---------- DATA FOR ANALYSIS

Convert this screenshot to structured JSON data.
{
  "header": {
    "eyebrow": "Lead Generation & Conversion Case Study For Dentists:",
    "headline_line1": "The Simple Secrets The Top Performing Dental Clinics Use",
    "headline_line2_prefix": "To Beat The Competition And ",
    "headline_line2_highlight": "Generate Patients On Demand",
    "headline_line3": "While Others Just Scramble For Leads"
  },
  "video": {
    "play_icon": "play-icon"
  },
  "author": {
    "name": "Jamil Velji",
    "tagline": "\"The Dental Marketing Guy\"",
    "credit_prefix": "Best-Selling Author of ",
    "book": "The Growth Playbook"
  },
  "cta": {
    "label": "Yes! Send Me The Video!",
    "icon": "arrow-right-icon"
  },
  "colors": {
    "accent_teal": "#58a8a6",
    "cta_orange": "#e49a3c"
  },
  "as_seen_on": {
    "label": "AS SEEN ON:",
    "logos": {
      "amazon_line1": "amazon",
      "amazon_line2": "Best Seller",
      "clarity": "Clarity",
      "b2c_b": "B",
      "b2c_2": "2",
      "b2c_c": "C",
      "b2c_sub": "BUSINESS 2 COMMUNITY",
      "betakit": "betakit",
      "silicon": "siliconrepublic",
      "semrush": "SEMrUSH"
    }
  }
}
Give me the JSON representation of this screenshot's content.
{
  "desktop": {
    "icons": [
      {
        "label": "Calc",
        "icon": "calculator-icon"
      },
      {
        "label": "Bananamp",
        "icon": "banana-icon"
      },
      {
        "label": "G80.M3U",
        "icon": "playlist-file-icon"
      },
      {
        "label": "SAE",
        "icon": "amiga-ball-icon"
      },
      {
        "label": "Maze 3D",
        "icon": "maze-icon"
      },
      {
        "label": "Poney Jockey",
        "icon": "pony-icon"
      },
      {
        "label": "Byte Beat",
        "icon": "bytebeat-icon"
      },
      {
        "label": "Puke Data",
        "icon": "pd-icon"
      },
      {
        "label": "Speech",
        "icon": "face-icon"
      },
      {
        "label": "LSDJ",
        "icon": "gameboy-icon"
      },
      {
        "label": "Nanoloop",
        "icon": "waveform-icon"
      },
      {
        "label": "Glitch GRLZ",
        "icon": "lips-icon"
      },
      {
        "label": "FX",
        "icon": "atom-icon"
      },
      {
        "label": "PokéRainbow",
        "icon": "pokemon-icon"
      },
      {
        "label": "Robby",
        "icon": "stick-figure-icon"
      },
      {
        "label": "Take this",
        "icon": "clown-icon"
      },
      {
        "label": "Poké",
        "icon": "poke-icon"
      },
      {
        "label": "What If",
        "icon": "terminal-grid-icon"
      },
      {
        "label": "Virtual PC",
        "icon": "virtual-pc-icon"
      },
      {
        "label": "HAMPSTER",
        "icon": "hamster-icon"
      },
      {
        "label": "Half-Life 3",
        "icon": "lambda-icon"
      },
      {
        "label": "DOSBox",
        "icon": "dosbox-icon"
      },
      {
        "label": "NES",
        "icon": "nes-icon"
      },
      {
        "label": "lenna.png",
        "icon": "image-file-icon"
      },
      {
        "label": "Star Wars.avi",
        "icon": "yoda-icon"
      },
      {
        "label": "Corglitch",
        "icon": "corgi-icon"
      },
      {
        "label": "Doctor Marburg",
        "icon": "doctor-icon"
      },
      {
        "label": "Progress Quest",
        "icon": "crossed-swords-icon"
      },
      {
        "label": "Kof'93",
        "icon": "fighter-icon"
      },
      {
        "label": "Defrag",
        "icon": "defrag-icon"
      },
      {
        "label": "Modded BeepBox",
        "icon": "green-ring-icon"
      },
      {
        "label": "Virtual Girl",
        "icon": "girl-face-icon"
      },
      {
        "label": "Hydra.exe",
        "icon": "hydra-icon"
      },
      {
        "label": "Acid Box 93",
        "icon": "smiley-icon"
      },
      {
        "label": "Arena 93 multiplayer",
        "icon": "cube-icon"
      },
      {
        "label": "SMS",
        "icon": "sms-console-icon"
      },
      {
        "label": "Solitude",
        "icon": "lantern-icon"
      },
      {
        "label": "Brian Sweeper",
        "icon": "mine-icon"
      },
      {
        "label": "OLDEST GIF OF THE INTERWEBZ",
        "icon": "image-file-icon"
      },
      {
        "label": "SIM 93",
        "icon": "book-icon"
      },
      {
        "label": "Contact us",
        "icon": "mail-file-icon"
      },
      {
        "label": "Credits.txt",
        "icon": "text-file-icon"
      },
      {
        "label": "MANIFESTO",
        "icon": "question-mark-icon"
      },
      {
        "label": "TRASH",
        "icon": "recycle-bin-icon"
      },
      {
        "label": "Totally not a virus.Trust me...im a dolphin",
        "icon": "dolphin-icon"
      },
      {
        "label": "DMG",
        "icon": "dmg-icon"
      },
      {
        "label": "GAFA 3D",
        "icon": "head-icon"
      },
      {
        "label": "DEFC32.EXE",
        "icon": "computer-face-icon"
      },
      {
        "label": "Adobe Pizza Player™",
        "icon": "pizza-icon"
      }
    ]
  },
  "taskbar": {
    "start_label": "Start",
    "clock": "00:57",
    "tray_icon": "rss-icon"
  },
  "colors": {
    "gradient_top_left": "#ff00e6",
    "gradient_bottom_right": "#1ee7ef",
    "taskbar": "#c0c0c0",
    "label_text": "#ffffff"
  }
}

--------------------

For the word "face", go through the records and show each line that carries it.

        "icon": "face-icon"
        "icon": "girl-face-icon"
        "icon": "computer-face-icon"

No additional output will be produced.